What you should do:
Here are some entries; quote each one exactly.

Records to process:
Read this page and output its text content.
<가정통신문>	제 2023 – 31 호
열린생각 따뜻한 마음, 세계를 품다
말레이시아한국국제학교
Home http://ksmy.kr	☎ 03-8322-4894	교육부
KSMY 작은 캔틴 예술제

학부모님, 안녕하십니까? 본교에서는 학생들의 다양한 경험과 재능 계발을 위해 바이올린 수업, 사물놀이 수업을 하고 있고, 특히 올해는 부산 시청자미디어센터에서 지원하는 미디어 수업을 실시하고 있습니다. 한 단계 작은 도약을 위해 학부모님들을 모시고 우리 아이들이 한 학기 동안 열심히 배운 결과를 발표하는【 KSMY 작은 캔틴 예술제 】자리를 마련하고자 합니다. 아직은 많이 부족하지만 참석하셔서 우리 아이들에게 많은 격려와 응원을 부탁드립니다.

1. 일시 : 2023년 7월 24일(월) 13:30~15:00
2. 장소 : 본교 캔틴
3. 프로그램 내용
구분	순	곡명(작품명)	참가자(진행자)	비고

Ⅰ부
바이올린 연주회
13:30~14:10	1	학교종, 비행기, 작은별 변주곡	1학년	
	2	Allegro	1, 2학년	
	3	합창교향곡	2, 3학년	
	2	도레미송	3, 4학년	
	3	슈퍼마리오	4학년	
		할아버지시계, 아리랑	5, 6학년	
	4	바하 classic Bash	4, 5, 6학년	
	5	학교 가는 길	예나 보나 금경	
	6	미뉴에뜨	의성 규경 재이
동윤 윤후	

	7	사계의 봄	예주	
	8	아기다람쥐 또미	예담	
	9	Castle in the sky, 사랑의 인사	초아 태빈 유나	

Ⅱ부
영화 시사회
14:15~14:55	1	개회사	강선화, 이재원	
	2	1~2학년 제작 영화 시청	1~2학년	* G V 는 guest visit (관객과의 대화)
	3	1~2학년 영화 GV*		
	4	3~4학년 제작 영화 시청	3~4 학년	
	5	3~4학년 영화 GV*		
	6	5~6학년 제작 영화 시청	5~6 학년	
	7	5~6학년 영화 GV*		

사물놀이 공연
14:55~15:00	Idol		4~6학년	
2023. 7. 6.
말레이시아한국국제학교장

Task solution:
Read this page and output its text content.
<가정통신문>	제 2023 – 31 호
열린생각 따뜻한 마음, 세계를 품다
말레이시아한국국제학교
Home http://ksmy.kr	☎ 03-8322-4894	교육부
KSMY 작은 캔틴 예술제

학부모님, 안녕하십니까? 본교에서는 학생들의 다양한 경험과 재능 계발을 위해 바이올린 수업, 사물놀이 수업을 하고 있고, 특히 올해는 부산 시청자미디어센터에서 지원하는 미디어 수업을 실시하고 있습니다. 한 단계 작은 도약을 위해 학부모님들을 모시고 우리 아이들이 한 학기 동안 열심히 배운 결과를 발표하는【 KSMY 작은 캔틴 예술제 】자리를 마련하고자 합니다. 아직은 많이 부족하지만 참석하셔서 우리 아이들에게 많은 격려와 응원을 부탁드립니다.

1. 일시 : 2023년 7월 24일(월) 13:30~15:00
2. 장소 : 본교 캔틴
3. 프로그램 내용
구분	순	곡명(작품명)	참가자(진행자)	비고

Ⅰ부
바이올린 연주회
13:30~14:10	1	학교종, 비행기, 작은별 변주곡	1학년	
	2	Allegro	1, 2학년	
	3	합창교향곡	2, 3학년	
	2	도레미송	3, 4학년	
	3	슈퍼마리오	4학년	
		할아버지시계, 아리랑	5, 6학년	
	4	바하 classic Bash	4, 5, 6학년	
	5	학교 가는 길	예나 보나 금경	
	6	미뉴에뜨	의성 규경 재이
동윤 윤후	

	7	사계의 봄	예주	
	8	아기다람쥐 또미	예담	
	9	Castle in the sky, 사랑의 인사	초아 태빈 유나	

Ⅱ부
영화 시사회
14:15~14:55	1	개회사	강선화, 이재원	
	2	1~2학년 제작 영화 시청	1~2학년	* G V 는 guest visit (관객과의 대화)
	3	1~2학년 영화 GV*		
	4	3~4학년 제작 영화 시청	3~4 학년	
	5	3~4학년 영화 GV*		
	6	5~6학년 제작 영화 시청	5~6 학년	
	7	5~6학년 영화 GV*		

사물놀이 공연
14:55~15:00	Idol		4~6학년	
2023. 7. 6.
말레이시아한국국제학교장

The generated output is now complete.